#### What you should do
Give, as a bare number, the count of lines that contain the word "JSON".

[BEGIN Data section]

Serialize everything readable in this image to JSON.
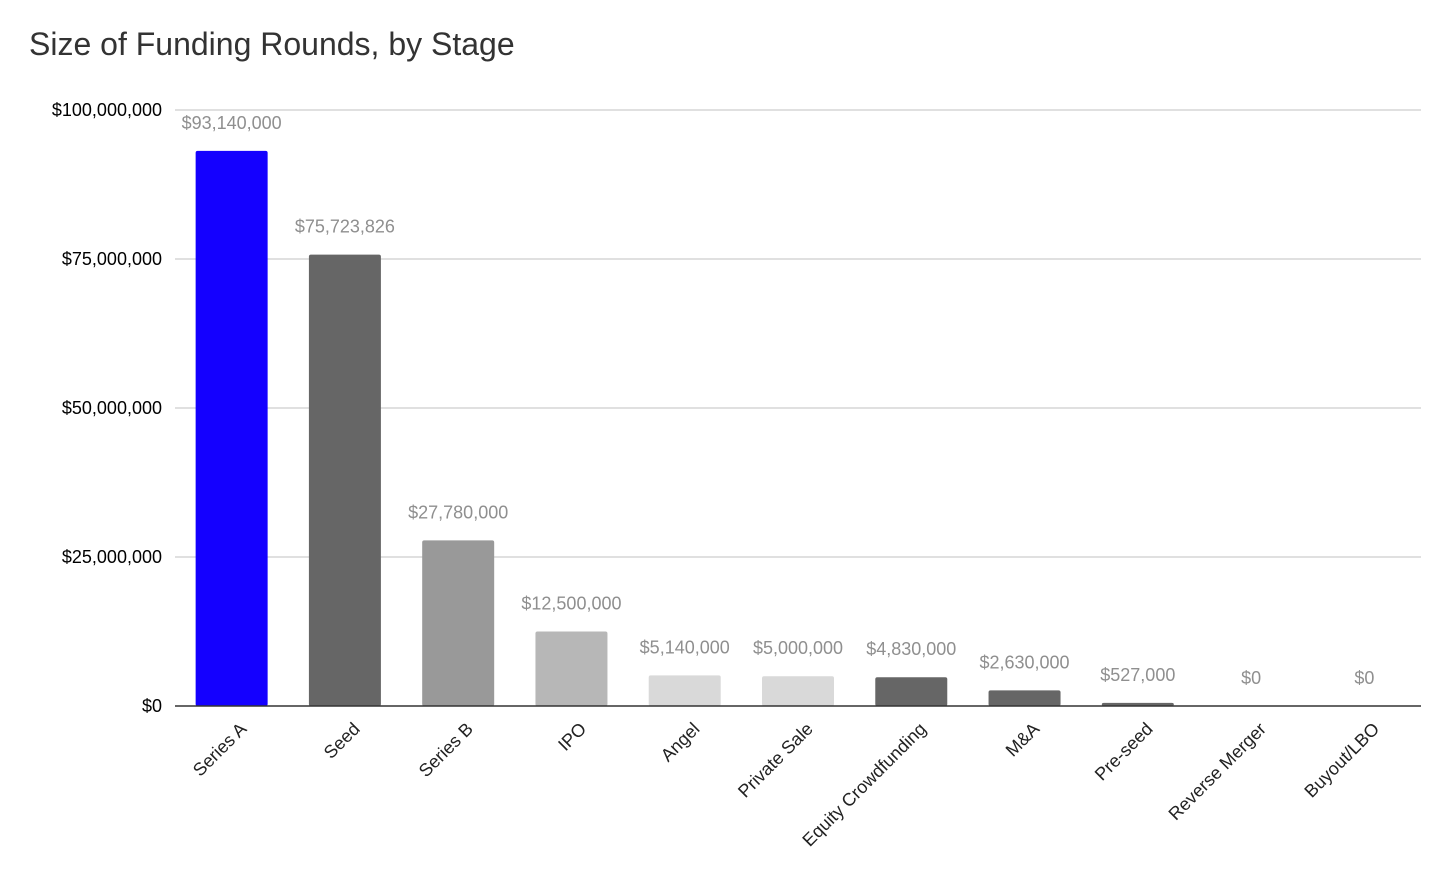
{
  "chart_data": {
    "type": "bar",
    "title": "Size of Funding Rounds, by Stage",
    "xlabel": "",
    "ylabel": "",
    "ylim": [
      0,
      100000000
    ],
    "yticks": [
      0,
      25000000,
      50000000,
      75000000,
      100000000
    ],
    "ytick_labels": [
      "$0",
      "$25,000,000",
      "$50,000,000",
      "$75,000,000",
      "$100,000,000"
    ],
    "grid": true,
    "legend": "none",
    "categories": [
      "Series A",
      "Seed",
      "Series B",
      "IPO",
      "Angel",
      "Private Sale",
      "Equity Crowdfunding",
      "M&A",
      "Pre-seed",
      "Reverse Merger",
      "Buyout/LBO"
    ],
    "values": [
      93140000,
      75723826,
      27780000,
      12500000,
      5140000,
      5000000,
      4830000,
      2630000,
      527000,
      0,
      0
    ],
    "data_labels": [
      "$93,140,000",
      "$75,723,826",
      "$27,780,000",
      "$12,500,000",
      "$5,140,000",
      "$5,000,000",
      "$4,830,000",
      "$2,630,000",
      "$527,000",
      "$0",
      "$0"
    ],
    "colors": [
      "#1400ff",
      "#666666",
      "#999999",
      "#b7b7b7",
      "#d9d9d9",
      "#d9d9d9",
      "#666666",
      "#666666",
      "#666666",
      "#666666",
      "#666666"
    ]
  }
}
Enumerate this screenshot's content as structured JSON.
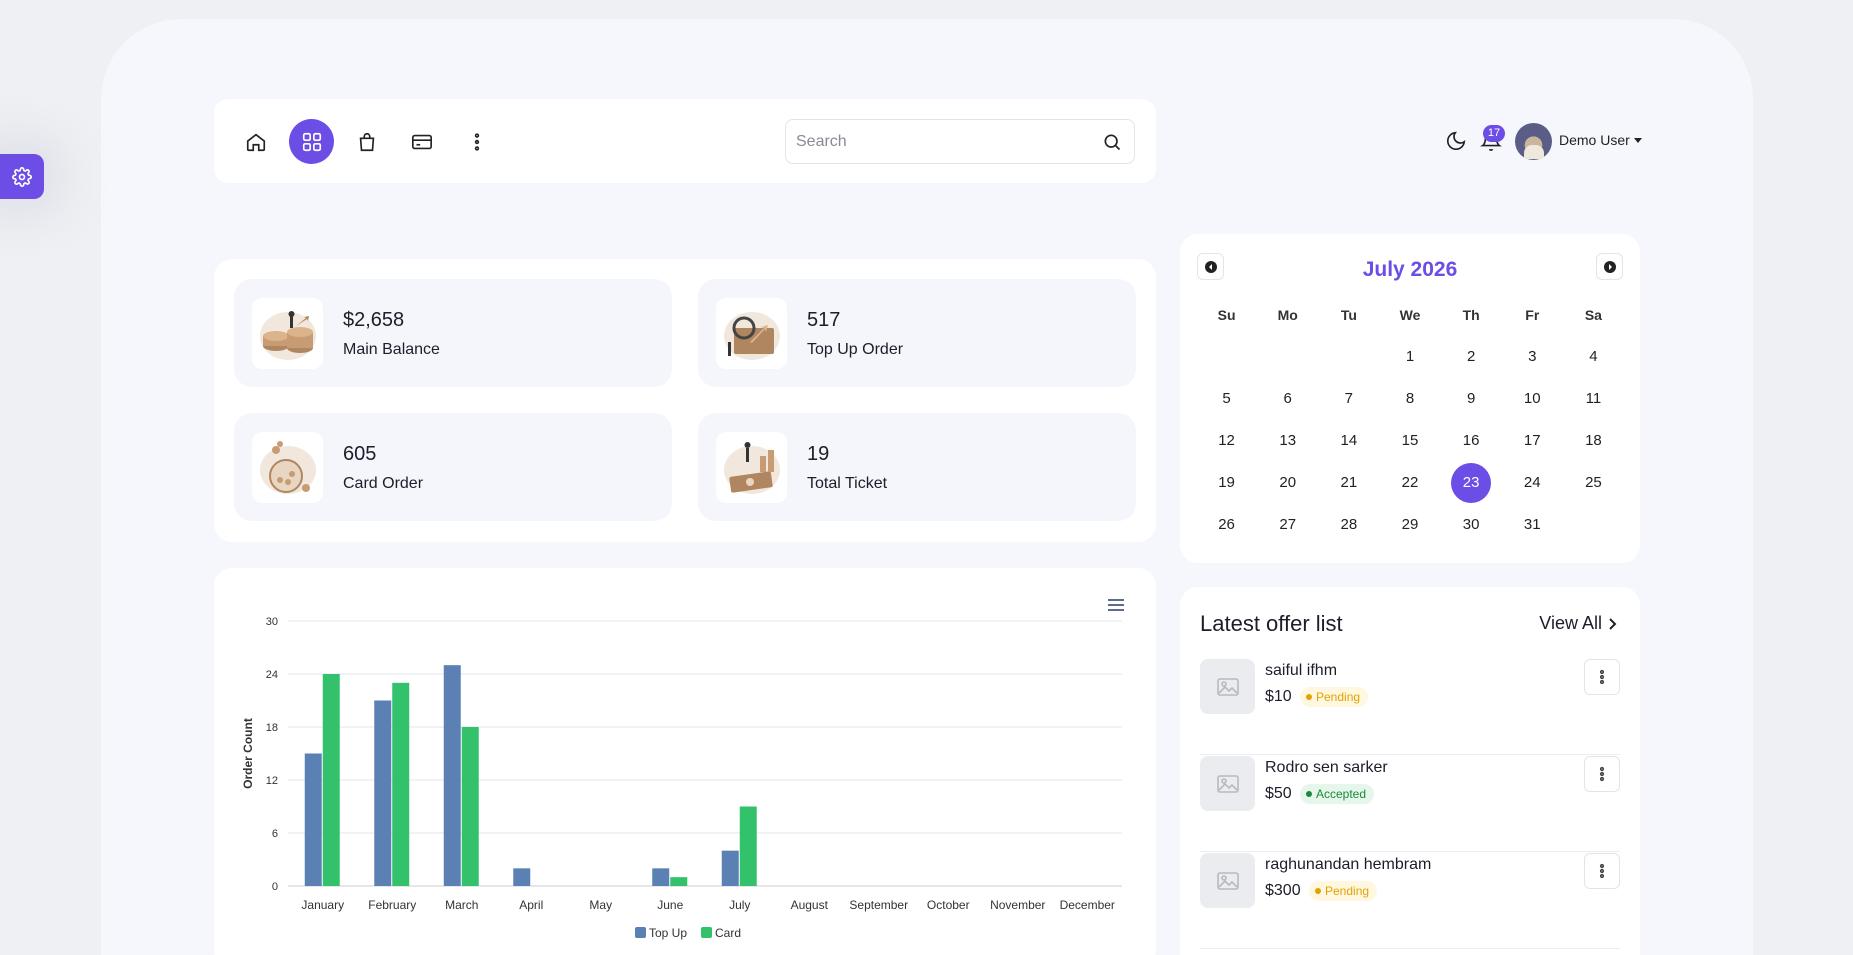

[END Data section]

#### Task solution
2